### STATED GOAL
Select from the data all lines with the word "Hydrostatic".

### MATERIAL
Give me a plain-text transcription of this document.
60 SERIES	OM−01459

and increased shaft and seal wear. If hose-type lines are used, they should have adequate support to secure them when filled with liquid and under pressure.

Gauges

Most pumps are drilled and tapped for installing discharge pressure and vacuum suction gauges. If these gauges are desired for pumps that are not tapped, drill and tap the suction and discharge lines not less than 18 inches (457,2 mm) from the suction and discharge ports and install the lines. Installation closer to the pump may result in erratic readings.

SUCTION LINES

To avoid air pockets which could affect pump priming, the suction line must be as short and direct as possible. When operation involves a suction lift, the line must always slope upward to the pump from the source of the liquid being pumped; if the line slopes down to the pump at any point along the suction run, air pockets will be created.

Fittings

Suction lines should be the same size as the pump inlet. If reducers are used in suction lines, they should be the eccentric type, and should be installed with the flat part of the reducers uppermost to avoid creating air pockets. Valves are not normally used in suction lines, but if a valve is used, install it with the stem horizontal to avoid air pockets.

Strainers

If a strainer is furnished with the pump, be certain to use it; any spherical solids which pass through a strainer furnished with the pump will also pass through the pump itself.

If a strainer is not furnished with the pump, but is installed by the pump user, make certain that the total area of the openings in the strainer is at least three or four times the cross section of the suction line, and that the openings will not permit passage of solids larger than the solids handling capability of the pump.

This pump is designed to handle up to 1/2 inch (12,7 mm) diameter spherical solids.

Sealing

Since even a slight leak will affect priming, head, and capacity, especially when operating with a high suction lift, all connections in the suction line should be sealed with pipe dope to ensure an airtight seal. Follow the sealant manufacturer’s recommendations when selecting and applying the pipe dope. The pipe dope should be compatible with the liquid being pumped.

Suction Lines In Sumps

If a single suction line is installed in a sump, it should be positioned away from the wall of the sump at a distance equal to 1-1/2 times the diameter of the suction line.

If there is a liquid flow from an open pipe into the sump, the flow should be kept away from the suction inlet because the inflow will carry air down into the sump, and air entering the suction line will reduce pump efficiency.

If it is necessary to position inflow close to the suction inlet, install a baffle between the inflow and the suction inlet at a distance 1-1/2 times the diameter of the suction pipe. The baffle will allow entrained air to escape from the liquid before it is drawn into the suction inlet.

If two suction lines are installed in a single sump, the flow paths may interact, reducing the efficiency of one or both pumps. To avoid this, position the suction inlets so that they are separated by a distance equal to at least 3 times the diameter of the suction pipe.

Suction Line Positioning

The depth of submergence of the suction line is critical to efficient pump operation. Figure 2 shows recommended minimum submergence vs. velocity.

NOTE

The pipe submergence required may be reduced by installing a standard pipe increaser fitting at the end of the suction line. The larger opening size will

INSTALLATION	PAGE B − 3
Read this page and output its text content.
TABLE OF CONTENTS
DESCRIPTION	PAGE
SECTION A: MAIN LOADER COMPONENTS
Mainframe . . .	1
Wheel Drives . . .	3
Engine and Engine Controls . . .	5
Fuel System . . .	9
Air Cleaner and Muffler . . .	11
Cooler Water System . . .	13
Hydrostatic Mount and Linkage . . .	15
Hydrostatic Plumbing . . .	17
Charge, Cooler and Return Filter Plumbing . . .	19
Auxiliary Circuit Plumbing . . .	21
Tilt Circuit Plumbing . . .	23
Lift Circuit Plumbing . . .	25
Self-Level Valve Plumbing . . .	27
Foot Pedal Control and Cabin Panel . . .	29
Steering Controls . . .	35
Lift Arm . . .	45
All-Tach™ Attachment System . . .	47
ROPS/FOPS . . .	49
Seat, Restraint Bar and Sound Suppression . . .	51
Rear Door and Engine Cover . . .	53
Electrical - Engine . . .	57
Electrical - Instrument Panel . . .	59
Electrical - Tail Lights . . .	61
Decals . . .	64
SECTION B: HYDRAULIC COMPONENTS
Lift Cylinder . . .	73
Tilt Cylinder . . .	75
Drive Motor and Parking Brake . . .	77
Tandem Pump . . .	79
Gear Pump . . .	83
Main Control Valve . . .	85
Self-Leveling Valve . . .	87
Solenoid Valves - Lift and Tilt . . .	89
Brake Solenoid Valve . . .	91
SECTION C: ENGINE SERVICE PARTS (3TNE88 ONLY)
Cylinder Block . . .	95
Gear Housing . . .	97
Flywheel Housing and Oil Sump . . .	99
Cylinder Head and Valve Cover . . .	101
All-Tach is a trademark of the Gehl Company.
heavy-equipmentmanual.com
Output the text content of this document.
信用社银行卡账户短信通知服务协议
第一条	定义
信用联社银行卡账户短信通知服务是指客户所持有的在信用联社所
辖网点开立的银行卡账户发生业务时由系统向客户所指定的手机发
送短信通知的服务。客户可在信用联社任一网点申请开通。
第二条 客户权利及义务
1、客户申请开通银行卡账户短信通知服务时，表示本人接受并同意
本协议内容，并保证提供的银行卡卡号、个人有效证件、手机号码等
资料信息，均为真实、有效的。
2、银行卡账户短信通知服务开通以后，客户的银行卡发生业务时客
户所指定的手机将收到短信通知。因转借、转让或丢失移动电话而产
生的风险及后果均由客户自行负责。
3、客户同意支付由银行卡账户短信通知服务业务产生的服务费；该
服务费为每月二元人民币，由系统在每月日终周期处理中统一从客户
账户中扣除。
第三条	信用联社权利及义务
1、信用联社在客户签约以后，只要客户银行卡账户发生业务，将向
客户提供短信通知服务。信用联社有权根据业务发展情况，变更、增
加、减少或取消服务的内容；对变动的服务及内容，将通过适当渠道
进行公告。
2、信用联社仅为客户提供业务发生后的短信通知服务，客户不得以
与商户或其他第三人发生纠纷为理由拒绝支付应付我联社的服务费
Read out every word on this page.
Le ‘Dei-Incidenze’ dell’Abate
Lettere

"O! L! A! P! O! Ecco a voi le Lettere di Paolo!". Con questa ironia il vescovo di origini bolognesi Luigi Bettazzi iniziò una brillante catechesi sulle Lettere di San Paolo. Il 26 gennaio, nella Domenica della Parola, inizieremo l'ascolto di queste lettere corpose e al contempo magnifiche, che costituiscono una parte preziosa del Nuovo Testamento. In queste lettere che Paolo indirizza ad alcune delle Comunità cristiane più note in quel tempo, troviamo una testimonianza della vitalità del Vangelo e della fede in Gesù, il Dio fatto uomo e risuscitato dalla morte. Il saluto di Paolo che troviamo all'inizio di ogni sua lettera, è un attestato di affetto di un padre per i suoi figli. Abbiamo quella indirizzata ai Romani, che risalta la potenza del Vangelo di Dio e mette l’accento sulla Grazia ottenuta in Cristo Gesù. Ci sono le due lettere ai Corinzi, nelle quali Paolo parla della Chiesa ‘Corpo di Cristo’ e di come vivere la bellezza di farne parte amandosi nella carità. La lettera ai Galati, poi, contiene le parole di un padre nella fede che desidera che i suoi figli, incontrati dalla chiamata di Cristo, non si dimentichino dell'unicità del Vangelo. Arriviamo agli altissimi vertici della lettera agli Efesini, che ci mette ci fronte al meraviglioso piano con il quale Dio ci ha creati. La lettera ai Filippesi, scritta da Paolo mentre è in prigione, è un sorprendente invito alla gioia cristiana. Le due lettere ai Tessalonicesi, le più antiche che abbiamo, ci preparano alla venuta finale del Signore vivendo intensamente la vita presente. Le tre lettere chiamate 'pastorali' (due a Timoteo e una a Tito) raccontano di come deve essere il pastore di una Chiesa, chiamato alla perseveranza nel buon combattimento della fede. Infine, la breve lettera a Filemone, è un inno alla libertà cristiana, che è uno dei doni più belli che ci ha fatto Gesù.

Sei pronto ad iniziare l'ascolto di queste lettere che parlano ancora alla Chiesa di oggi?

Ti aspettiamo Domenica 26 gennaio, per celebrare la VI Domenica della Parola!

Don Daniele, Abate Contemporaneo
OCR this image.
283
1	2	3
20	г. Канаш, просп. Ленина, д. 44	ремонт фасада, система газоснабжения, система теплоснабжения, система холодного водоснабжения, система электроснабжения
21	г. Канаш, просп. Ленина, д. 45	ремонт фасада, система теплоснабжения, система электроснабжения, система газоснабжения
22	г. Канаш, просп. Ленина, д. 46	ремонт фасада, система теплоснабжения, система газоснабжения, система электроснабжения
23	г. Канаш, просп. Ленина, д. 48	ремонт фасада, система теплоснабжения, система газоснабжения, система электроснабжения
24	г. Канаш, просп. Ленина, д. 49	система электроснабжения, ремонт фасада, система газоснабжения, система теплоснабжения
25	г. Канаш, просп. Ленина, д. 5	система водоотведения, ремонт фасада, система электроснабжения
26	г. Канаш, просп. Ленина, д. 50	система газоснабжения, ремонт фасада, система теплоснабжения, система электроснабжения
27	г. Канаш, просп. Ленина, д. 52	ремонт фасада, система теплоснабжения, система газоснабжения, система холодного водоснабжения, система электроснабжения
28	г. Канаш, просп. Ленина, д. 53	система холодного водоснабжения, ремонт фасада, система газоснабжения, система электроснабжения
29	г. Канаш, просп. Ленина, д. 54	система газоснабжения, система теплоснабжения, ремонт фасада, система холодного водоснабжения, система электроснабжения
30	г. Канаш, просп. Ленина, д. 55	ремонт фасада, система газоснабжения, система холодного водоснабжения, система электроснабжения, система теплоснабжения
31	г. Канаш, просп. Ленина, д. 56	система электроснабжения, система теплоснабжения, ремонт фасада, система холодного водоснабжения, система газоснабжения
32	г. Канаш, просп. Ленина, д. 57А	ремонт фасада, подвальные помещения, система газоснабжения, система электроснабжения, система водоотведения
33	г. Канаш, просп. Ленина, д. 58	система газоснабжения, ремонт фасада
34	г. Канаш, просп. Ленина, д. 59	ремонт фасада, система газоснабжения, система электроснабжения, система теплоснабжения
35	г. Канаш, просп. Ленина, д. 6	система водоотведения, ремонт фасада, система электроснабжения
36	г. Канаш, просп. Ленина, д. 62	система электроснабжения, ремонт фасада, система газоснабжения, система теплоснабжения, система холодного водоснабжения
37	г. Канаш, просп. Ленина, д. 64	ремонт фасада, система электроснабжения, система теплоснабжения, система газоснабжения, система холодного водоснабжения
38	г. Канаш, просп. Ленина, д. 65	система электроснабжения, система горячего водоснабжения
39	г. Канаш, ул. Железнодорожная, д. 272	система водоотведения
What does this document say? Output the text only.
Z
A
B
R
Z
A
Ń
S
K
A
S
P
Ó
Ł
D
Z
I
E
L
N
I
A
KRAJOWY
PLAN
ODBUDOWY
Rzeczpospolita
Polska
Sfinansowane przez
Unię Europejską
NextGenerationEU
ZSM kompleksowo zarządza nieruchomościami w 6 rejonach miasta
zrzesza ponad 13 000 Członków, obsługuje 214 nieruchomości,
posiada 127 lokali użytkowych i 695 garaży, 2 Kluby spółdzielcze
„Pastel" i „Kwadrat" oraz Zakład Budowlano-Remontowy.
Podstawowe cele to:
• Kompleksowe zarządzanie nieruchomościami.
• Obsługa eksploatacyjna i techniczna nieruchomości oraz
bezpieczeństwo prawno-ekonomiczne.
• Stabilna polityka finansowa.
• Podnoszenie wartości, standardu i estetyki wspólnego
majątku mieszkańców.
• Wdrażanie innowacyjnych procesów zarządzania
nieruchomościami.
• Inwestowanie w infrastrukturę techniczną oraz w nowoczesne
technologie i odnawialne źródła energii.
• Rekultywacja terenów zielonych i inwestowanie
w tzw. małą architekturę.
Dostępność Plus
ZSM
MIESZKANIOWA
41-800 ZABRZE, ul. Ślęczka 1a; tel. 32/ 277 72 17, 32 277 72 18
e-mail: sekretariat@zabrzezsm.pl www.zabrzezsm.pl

### FINISHED EXERCISE
Hydrostatic Mount and Linkage . . .	15
Hydrostatic Plumbing . . .	17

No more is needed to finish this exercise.